• EXERCISE:
Retype the material that follows, keeping every word as it is.
[START PROVIDED MATERIAL]
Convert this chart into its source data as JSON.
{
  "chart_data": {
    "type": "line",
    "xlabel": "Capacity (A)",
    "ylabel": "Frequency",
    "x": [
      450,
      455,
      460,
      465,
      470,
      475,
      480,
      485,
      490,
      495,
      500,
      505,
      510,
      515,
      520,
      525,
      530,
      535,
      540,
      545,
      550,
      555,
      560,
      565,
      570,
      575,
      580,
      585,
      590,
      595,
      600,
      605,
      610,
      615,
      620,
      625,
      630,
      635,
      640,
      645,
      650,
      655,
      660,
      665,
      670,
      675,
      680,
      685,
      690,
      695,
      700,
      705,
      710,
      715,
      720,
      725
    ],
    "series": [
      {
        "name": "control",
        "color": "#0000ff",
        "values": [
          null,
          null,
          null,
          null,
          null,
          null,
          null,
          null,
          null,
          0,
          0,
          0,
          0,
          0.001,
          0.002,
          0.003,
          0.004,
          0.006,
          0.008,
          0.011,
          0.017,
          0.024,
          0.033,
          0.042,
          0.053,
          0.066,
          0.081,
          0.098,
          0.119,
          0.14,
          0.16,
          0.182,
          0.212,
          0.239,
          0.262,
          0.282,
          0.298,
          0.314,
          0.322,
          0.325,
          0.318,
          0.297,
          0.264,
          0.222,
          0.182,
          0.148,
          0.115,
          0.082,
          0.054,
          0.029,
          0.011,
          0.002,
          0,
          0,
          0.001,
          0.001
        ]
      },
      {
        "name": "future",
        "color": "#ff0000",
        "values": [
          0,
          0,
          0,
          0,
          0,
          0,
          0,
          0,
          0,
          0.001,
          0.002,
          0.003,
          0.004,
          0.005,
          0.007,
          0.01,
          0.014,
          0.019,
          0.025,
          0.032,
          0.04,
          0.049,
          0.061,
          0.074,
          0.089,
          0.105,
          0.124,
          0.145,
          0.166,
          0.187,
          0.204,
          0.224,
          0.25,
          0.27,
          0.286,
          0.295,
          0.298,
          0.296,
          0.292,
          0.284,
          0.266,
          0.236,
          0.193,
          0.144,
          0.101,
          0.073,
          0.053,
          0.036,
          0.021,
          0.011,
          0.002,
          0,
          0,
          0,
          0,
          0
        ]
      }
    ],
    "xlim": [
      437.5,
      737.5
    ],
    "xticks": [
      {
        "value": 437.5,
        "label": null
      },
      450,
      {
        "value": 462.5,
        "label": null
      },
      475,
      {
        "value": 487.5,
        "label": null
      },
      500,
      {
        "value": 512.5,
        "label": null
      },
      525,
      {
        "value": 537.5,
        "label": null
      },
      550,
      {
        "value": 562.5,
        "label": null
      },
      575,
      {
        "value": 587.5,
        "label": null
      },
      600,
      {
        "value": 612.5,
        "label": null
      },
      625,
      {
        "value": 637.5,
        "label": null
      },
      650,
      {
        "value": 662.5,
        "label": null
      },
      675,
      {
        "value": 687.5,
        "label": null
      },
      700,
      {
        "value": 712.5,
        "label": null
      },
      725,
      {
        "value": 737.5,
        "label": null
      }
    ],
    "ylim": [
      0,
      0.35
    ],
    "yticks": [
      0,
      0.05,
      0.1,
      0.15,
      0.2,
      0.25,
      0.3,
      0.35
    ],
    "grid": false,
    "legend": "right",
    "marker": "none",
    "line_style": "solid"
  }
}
[END PROVIDED MATERIAL]
• REPLY:
Convert this chart into its source data as JSON.
{
  "chart_data": {
    "type": "line",
    "xlabel": "Capacity (A)",
    "ylabel": "Frequency",
    "x": [
      450,
      455,
      460,
      465,
      470,
      475,
      480,
      485,
      490,
      495,
      500,
      505,
      510,
      515,
      520,
      525,
      530,
      535,
      540,
      545,
      550,
      555,
      560,
      565,
      570,
      575,
      580,
      585,
      590,
      595,
      600,
      605,
      610,
      615,
      620,
      625,
      630,
      635,
      640,
      645,
      650,
      655,
      660,
      665,
      670,
      675,
      680,
      685,
      690,
      695,
      700,
      705,
      710,
      715,
      720,
      725
    ],
    "series": [
      {
        "name": "control",
        "color": "#0000ff",
        "values": [
          null,
          null,
          null,
          null,
          null,
          null,
          null,
          null,
          null,
          0,
          0,
          0,
          0,
          0.001,
          0.002,
          0.003,
          0.004,
          0.006,
          0.008,
          0.011,
          0.017,
          0.024,
          0.033,
          0.042,
          0.053,
          0.066,
          0.081,
          0.098,
          0.119,
          0.14,
          0.16,
          0.182,
          0.212,
          0.239,
          0.262,
          0.282,
          0.298,
          0.314,
          0.322,
          0.325,
          0.318,
          0.297,
          0.264,
          0.222,
          0.182,
          0.148,
          0.115,
          0.082,
          0.054,
          0.029,
          0.011,
          0.002,
          0,
          0,
          0.001,
          0.001
        ]
      },
      {
        "name": "future",
        "color": "#ff0000",
        "values": [
          0,
          0,
          0,
          0,
          0,
          0,
          0,
          0,
          0,
          0.001,
          0.002,
          0.003,
          0.004,
          0.005,
          0.007,
          0.01,
          0.014,
          0.019,
          0.025,
          0.032,
          0.04,
          0.049,
          0.061,
          0.074,
          0.089,
          0.105,
          0.124,
          0.145,
          0.166,
          0.187,
          0.204,
          0.224,
          0.25,
          0.27,
          0.286,
          0.295,
          0.298,
          0.296,
          0.292,
          0.284,
          0.266,
          0.236,
          0.193,
          0.144,
          0.101,
          0.073,
          0.053,
          0.036,
          0.021,
          0.011,
          0.002,
          0,
          0,
          0,
          0,
          0
        ]
      }
    ],
    "xlim": [
      437.5,
      737.5
    ],
    "xticks": [
      {
        "value": 437.5,
        "label": null
      },
      450,
      {
        "value": 462.5,
        "label": null
      },
      475,
      {
        "value": 487.5,
        "label": null
      },
      500,
      {
        "value": 512.5,
        "label": null
      },
      525,
      {
        "value": 537.5,
        "label": null
      },
      550,
      {
        "value": 562.5,
        "label": null
      },
      575,
      {
        "value": 587.5,
        "label": null
      },
      600,
      {
        "value": 612.5,
        "label": null
      },
      625,
      {
        "value": 637.5,
        "label": null
      },
      650,
      {
        "value": 662.5,
        "label": null
      },
      675,
      {
        "value": 687.5,
        "label": null
      },
      700,
      {
        "value": 712.5,
        "label": null
      },
      725,
      {
        "value": 737.5,
        "label": null
      }
    ],
    "ylim": [
      0,
      0.35
    ],
    "yticks": [
      0,
      0.05,
      0.1,
      0.15,
      0.2,
      0.25,
      0.3,
      0.35
    ],
    "grid": false,
    "legend": "right",
    "marker": "none",
    "line_style": "solid"
  }
}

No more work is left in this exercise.